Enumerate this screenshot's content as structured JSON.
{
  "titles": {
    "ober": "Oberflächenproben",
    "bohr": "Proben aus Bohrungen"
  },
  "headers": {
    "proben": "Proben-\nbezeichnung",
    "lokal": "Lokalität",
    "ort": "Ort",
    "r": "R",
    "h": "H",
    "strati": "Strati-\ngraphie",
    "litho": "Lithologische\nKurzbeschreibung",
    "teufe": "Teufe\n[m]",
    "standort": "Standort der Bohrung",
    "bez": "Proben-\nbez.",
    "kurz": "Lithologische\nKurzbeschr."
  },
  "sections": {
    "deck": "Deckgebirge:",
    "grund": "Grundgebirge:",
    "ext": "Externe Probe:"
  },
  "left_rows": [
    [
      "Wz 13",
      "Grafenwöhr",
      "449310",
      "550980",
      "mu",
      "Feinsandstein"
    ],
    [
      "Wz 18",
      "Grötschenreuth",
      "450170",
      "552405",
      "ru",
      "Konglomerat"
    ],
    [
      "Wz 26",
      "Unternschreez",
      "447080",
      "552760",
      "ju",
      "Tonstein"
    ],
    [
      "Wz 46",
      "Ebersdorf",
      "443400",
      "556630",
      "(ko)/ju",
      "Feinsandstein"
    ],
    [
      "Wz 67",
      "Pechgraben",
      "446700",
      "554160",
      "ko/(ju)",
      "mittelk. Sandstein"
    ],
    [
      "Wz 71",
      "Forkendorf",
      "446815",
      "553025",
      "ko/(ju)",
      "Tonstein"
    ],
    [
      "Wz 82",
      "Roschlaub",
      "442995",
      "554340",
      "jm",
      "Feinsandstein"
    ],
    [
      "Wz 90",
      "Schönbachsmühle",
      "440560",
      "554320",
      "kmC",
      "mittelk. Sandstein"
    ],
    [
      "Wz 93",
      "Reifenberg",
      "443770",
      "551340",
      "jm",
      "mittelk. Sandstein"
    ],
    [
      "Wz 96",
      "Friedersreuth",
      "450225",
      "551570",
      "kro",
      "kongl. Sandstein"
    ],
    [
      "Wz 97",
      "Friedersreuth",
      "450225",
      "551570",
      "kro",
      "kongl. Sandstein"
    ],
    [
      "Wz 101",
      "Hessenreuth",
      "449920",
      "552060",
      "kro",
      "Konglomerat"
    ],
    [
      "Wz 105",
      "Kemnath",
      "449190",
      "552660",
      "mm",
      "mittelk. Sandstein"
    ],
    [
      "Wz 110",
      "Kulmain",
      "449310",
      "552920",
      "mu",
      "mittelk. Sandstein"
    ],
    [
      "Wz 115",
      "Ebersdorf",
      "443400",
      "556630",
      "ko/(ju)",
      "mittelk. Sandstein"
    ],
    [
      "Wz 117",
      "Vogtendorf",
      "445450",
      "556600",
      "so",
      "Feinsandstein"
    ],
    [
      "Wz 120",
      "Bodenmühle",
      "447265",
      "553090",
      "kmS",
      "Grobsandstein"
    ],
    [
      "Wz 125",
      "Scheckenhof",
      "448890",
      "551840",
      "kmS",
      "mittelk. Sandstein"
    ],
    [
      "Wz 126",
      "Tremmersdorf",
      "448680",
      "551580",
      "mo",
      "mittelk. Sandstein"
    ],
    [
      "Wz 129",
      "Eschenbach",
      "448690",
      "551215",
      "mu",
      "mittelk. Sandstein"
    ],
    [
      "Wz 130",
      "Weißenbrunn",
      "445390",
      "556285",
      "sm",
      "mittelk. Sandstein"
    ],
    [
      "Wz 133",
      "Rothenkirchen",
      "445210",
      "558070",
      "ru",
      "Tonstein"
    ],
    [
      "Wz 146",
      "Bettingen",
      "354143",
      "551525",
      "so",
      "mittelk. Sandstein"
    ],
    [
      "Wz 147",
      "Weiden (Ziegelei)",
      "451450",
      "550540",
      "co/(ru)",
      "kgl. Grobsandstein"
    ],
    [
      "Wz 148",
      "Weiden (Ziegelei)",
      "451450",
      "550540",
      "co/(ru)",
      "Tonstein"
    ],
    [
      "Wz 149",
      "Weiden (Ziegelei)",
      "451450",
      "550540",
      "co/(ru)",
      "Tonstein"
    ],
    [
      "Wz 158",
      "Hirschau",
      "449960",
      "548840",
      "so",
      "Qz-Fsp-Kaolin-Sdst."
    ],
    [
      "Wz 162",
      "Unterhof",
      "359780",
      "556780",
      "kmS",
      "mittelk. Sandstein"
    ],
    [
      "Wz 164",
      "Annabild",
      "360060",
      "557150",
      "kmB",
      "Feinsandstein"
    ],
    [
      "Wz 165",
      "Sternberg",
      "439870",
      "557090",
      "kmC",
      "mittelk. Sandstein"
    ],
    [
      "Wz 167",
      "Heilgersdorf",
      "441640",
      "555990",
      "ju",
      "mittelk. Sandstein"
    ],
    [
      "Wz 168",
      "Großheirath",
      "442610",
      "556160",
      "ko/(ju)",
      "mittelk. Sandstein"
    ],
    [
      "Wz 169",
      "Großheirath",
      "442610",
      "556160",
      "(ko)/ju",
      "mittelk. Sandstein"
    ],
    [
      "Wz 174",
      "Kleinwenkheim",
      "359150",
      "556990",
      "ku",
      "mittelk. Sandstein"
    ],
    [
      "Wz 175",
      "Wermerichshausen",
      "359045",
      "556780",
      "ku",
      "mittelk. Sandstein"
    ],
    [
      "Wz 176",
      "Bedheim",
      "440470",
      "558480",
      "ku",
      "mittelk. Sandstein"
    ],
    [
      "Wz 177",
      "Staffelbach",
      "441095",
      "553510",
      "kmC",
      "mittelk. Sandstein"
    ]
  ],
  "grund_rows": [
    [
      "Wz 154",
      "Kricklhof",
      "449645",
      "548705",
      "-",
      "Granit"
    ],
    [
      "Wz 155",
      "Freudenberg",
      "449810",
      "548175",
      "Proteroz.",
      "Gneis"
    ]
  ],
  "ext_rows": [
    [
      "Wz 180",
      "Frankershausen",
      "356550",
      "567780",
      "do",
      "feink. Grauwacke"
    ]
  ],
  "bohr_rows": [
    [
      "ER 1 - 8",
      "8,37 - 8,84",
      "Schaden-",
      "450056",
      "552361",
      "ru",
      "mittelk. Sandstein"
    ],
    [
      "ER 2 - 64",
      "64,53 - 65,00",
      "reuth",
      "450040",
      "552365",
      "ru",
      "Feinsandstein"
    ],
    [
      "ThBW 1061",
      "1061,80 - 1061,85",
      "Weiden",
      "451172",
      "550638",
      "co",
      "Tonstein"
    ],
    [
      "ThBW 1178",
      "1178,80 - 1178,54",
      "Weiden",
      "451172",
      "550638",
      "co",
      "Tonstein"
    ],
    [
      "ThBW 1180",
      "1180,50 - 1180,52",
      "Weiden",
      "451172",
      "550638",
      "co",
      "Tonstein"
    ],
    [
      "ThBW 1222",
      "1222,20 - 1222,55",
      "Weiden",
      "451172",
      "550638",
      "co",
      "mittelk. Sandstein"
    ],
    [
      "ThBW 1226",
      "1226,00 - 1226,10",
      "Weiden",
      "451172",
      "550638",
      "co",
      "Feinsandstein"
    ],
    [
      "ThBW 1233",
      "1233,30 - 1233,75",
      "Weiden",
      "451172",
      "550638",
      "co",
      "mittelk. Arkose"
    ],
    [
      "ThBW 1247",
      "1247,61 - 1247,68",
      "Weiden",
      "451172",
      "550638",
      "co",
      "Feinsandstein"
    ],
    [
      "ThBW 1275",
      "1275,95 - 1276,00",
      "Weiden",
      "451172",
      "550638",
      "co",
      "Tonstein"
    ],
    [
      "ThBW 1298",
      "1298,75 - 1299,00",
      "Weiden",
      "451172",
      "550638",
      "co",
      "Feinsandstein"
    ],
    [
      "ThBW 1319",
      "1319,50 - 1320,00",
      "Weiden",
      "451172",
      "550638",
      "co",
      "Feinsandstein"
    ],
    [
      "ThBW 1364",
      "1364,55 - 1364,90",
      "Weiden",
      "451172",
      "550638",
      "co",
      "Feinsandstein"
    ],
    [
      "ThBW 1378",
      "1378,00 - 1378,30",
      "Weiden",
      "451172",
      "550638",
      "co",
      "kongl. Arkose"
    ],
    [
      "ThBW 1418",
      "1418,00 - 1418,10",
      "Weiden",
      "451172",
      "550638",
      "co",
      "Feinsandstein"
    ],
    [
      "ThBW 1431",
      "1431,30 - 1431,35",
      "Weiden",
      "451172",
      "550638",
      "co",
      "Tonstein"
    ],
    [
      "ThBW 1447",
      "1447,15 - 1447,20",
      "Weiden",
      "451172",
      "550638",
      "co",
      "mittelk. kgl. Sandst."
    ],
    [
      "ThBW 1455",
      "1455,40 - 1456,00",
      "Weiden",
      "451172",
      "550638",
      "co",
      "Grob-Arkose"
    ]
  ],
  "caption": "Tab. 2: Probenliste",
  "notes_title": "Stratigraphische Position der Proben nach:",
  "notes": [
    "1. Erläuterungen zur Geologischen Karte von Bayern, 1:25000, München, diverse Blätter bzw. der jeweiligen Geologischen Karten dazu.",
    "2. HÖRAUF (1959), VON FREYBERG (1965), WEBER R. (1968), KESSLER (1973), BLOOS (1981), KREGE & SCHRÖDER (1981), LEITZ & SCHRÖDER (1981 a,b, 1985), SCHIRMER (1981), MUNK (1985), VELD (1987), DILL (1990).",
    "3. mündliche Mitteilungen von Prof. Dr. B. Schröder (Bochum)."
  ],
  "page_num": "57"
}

-=-=-=-=-

▸ **Work to do**
Scan the material above. Extract every line in which the word "Arkose" occurs.

▸ **Output of the task**
      "mittelk. Arkose"
      "kongl. Arkose"
      "Grob-Arkose"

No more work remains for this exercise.